# EXERCISE REQUIREMENTS
The lines below should be written out again in full, exactly as they are.

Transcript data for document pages
Content starts

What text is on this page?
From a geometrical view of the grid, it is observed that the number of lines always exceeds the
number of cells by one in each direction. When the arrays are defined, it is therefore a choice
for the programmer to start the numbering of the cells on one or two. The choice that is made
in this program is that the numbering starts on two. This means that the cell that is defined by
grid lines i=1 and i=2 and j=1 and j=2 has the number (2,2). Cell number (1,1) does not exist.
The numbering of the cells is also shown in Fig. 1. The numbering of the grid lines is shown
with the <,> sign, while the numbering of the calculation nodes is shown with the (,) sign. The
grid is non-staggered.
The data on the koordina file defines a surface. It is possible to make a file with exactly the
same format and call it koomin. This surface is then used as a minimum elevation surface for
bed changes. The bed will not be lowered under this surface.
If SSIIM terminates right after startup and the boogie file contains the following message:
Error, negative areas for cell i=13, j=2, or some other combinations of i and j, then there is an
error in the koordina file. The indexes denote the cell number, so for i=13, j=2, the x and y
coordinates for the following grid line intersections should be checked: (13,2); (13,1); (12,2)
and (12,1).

Content ends

# SOLUTION
What text is on this page?
From a geometrical view of the grid, it is observed that the number of lines always exceeds the
number of cells by one in each direction. When the arrays are defined, it is therefore a choice
for the programmer to start the numbering of the cells on one or two. The choice that is made
in this program is that the numbering starts on two. This means that the cell that is defined by
grid lines i=1 and i=2 and j=1 and j=2 has the number (2,2). Cell number (1,1) does not exist.
The numbering of the cells is also shown in Fig. 1. The numbering of the grid lines is shown
with the <,> sign, while the numbering of the calculation nodes is shown with the (,) sign. The
grid is non-staggered.
The data on the koordina file defines a surface. It is possible to make a file with exactly the
same format and call it koomin. This surface is then used as a minimum elevation surface for
bed changes. The bed will not be lowered under this surface.
If SSIIM terminates right after startup and the boogie file contains the following message:
Error, negative areas for cell i=13, j=2, or some other combinations of i and j, then there is an
error in the koordina file. The indexes denote the cell number, so for i=13, j=2, the x and y
coordinates for the following grid line intersections should be checked: (13,2); (13,1); (12,2)
and (12,1).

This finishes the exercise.